▶ _GIVEN RECORDS_
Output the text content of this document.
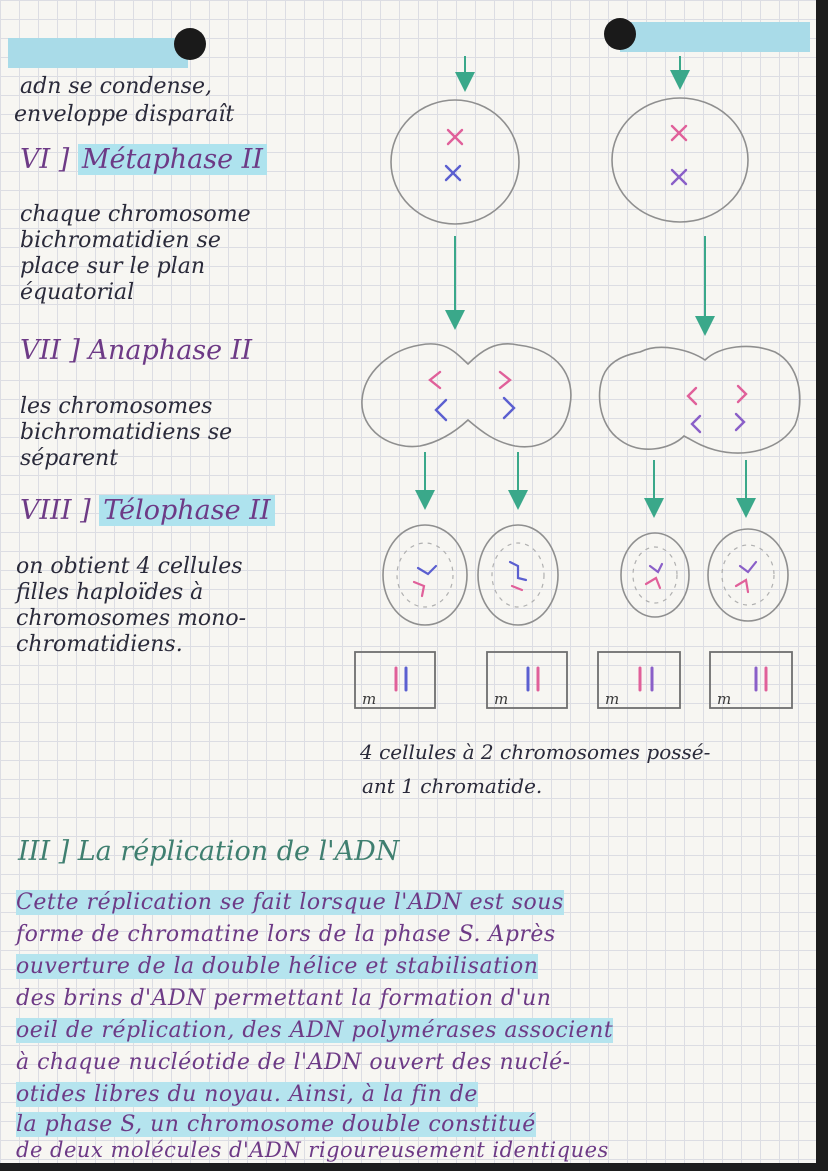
adn se condense,
enveloppe disparaît
VI ] Métaphase II
chaque chromosome
bichromatidien se
place sur le plan
équatorial
VII ] Anaphase II
les chromosomes
bichromatidiens se
séparent
VIII ] Télophase II
on obtient 4 cellules
filles haploïdes à
chromosomes mono-
chromatidiens.
m	m	m	m
4 cellules à 2 chromosomes possé-
ant 1 chromatide.
III ] La réplication de l'ADN
Cette réplication se fait lorsque l'ADN est sous
forme de chromatine lors de la phase S. Après
ouverture de la double hélice et stabilisation
des brins d'ADN permettant la formation d'un
oeil de réplication, des ADN polymérases associent
à chaque nucléotide de l'ADN ouvert des nuclé-
otides libres du noyau. Ainsi, à la fin de
la phase S, un chromosome double constitué
de deux molécules d'ADN rigoureusement identiques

▶ _DIRECTIONS FOR THIS TASK_
Identify the lines that hold the word "chaque". Copy every one of them.

▶ _TASK ANSWER_
chaque chromosome
à chaque nucléotide de l'ADN ouvert des nuclé-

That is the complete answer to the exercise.